#### To be done
Scan the records and identify every line in which the string "aigyptské" occurs, then return those lines.
──────── Data for the task ────────
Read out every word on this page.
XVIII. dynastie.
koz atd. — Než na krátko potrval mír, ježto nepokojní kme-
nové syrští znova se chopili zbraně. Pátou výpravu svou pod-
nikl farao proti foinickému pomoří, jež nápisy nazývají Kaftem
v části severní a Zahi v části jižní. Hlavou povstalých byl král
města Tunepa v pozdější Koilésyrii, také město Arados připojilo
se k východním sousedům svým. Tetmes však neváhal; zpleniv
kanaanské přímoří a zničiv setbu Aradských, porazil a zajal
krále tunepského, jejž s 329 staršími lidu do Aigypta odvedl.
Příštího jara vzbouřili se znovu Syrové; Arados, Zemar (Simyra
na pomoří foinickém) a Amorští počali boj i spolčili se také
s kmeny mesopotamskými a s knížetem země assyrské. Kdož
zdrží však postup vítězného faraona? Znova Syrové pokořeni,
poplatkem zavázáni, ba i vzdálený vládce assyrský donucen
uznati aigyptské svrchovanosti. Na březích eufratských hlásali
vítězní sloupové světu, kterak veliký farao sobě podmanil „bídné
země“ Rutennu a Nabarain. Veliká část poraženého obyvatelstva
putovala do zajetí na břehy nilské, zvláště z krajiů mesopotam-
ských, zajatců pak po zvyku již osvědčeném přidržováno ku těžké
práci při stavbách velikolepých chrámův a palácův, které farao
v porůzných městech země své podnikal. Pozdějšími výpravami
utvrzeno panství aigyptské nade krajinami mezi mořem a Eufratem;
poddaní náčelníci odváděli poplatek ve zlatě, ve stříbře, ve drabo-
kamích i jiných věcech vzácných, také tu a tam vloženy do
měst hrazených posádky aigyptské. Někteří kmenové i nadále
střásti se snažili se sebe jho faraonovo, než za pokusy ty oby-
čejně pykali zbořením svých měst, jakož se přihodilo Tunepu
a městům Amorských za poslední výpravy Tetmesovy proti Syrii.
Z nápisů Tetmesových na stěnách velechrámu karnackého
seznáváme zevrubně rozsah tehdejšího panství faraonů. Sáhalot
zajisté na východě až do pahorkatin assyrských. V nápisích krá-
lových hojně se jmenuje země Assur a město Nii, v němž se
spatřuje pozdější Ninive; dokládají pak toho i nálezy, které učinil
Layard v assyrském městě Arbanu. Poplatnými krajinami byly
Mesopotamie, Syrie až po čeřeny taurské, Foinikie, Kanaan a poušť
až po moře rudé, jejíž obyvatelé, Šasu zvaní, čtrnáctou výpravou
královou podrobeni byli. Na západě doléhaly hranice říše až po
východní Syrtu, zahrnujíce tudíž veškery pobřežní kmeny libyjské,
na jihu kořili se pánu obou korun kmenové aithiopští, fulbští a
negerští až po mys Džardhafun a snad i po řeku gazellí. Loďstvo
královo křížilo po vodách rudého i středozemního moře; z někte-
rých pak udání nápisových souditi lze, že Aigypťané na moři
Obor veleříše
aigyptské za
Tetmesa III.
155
────────
#### Complete answer
uznati aigyptské svrchovanosti. Na březích eufratských hlásali
utvrzeno panství aigyptské nade krajinami mezi mořem a Eufratem;
měst hrazených posádky aigyptské. Někteří kmenové i nadále
aigyptské za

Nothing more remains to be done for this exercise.